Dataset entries
○ ○ ○ ○ ○ ○ ○

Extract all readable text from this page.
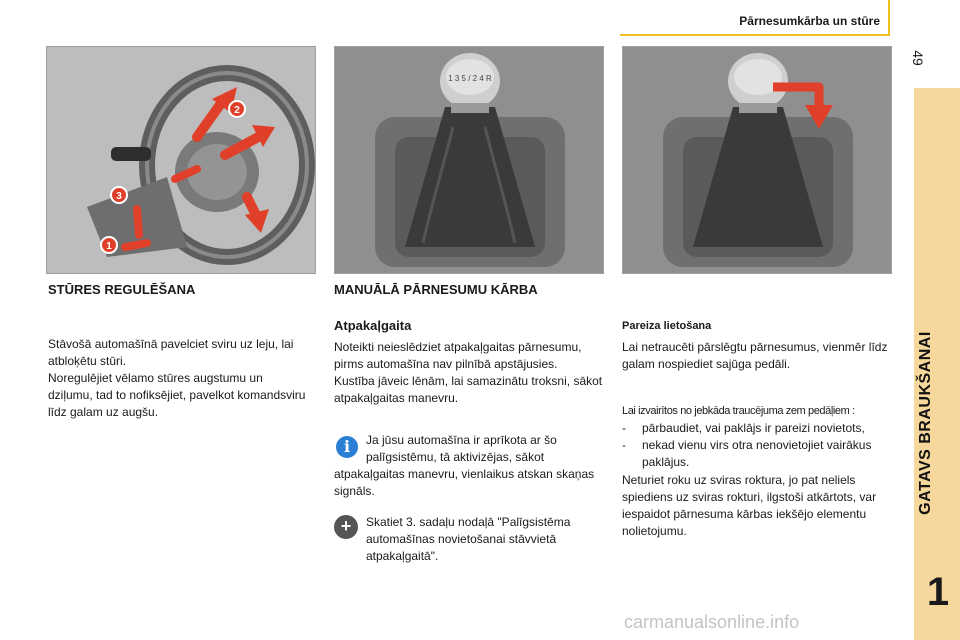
Pārnesumkārba un stūre
49
GATAVS BRAUKŠANAI
1
2
3
1
1 3 5 / 2 4 R
STŪRES REGULĒŠANA
Stāvošā automašīnā pavelciet sviru uz leju, lai atbloķētu stūri.
Noregulējiet vēlamo stūres augstumu un dziļumu, tad to nofiksējiet, pavelkot komandsviru līdz galam uz augšu.
MANUĀLĀ PĀRNESUMU KĀRBA
Atpakaļgaita
Noteikti neieslēdziet atpakaļgaitas pārnesumu, pirms automašīna nav pilnībā apstājusies.
Kustība jāveic lēnām, lai samazinātu troksni, sākot atpakaļgaitas manevru.
i	Ja jūsu automašīna ir aprīkota ar šo palīgsistēmu, tā aktivizējas, sākot
atpakaļgaitas manevru, vienlaikus atskan skaņas signāls.
+	Skatiet 3. sadaļu nodaļā "Palīgsistēma automašīnas novietošanai stāvvietā atpakaļgaitā".
Pareiza lietošana
Lai netraucēti pārslēgtu pārnesumus, vienmēr līdz galam nospiediet sajūga pedāli.
Lai izvairītos no jebkāda traucējuma zem pedāļiem :
-	pārbaudiet, vai paklājs ir pareizi novietots,
-	nekad vienu virs otra nenovietojiet vairākus paklājus.
Neturiet roku uz sviras roktura, jo pat neliels spiediens uz sviras rokturi, ilgstoši atkārtots, var iespaidot pārnesuma kārbas iekšējo elementu nolietojumu.
carmanualsonline.info
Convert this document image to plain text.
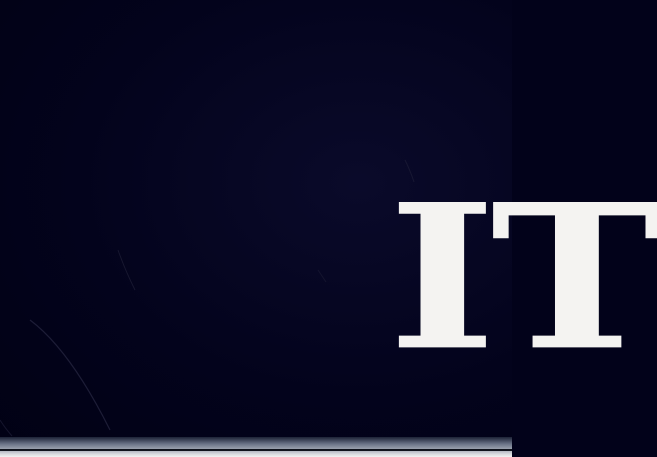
IT
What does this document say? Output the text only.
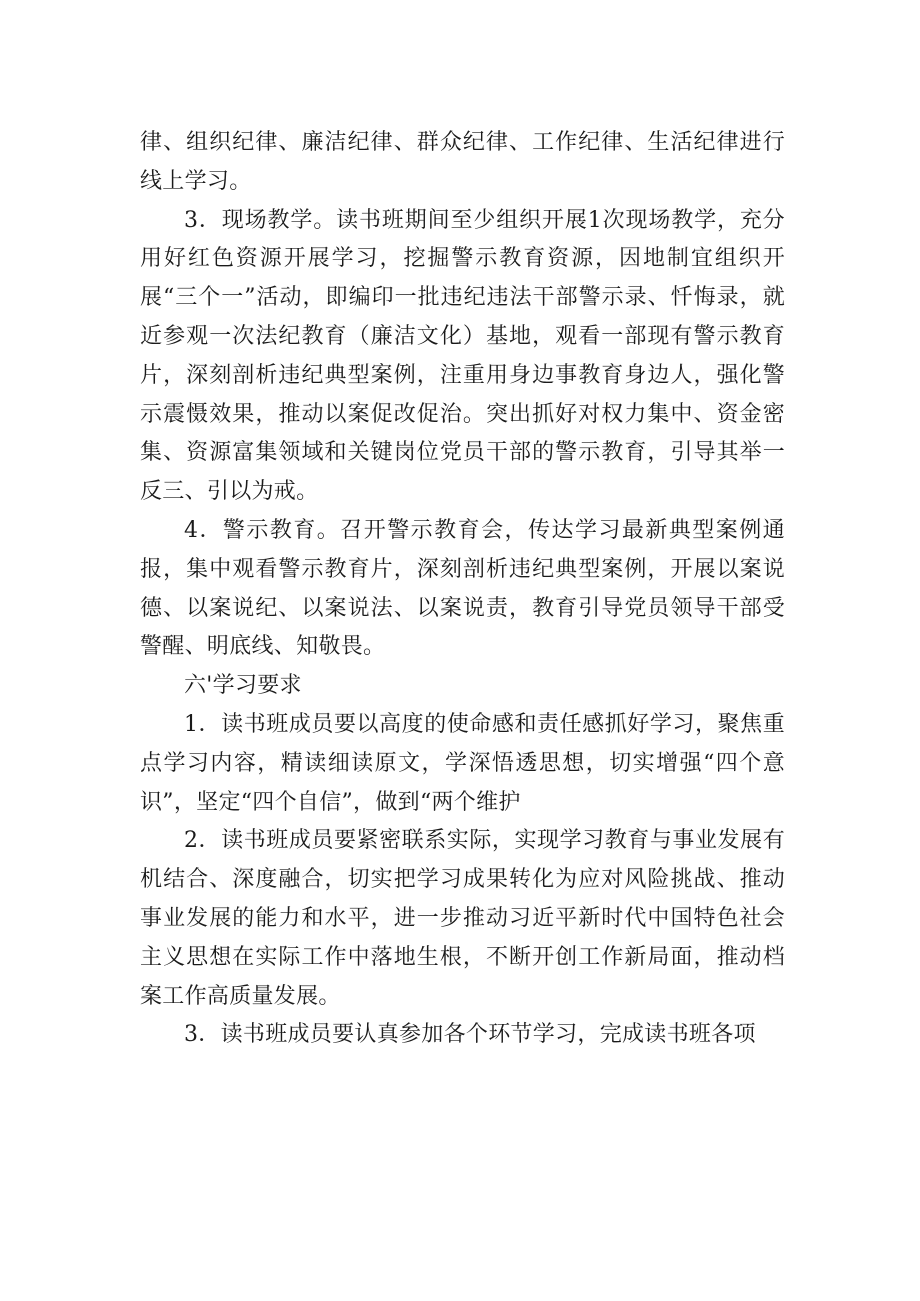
律、组织纪律、廉洁纪律、群众纪律、工作纪律、生活纪律进行线上学习。

3．现场教学。读书班期间至少组织开展1次现场教学，充分用好红色资源开展学习，挖掘警示教育资源，因地制宜组织开展“三个一”活动，即编印一批违纪违法干部警示录、忏悔录，就近参观一次法纪教育（廉洁文化）基地，观看一部现有警示教育片，深刻剖析违纪典型案例，注重用身边事教育身边人，强化警示震慑效果，推动以案促改促治。突出抓好对权力集中、资金密集、资源富集领域和关键岗位党员干部的警示教育，引导其举一反三、引以为戒。

4．警示教育。召开警示教育会，传达学习最新典型案例通报，集中观看警示教育片，深刻剖析违纪典型案例，开展以案说德、以案说纪、以案说法、以案说责，教育引导党员领导干部受警醒、明底线、知敬畏。

六'学习要求

1．读书班成员要以高度的使命感和责任感抓好学习，聚焦重点学习内容，精读细读原文，学深悟透思想，切实增强“四个意识”，坚定“四个自信”，做到“两个维护

2．读书班成员要紧密联系实际，实现学习教育与事业发展有机结合、深度融合，切实把学习成果转化为应对风险挑战、推动事业发展的能力和水平，进一步推动习近平新时代中国特色社会主义思想在实际工作中落地生根，不断开创工作新局面，推动档案工作高质量发展。

3．读书班成员要认真参加各个环节学习，完成读书班各项
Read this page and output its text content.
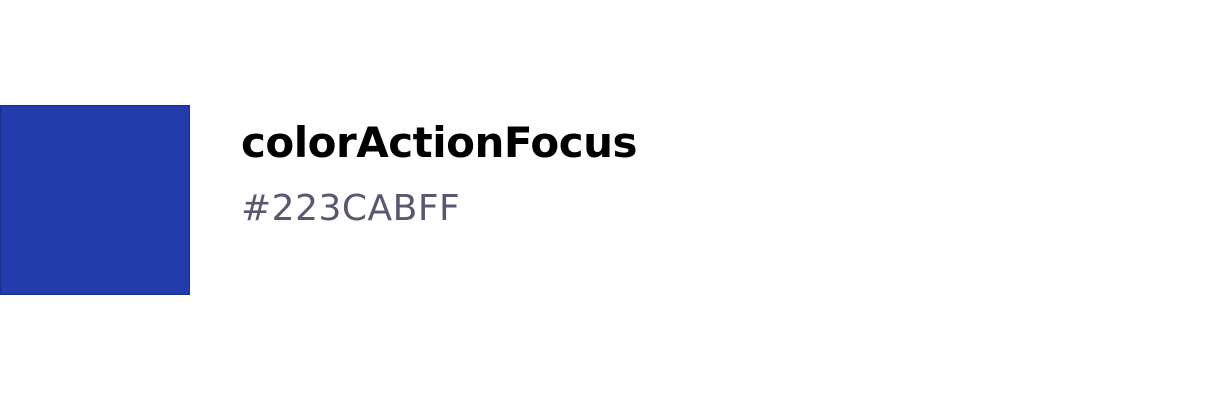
colorActionFocus

#223CABFF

○ ○ ○ ○ ○ ○ ○

## Work to be completed
Identify the lines that contain the string "sākot", and copy every one of them.

## Solution to this task
Kustība jāveic lēnām, lai samazinātu troksni, sākot atpakaļgaitas manevru.
i	Ja jūsu automašīna ir aprīkota ar šo palīgsistēmu, tā aktivizējas, sākot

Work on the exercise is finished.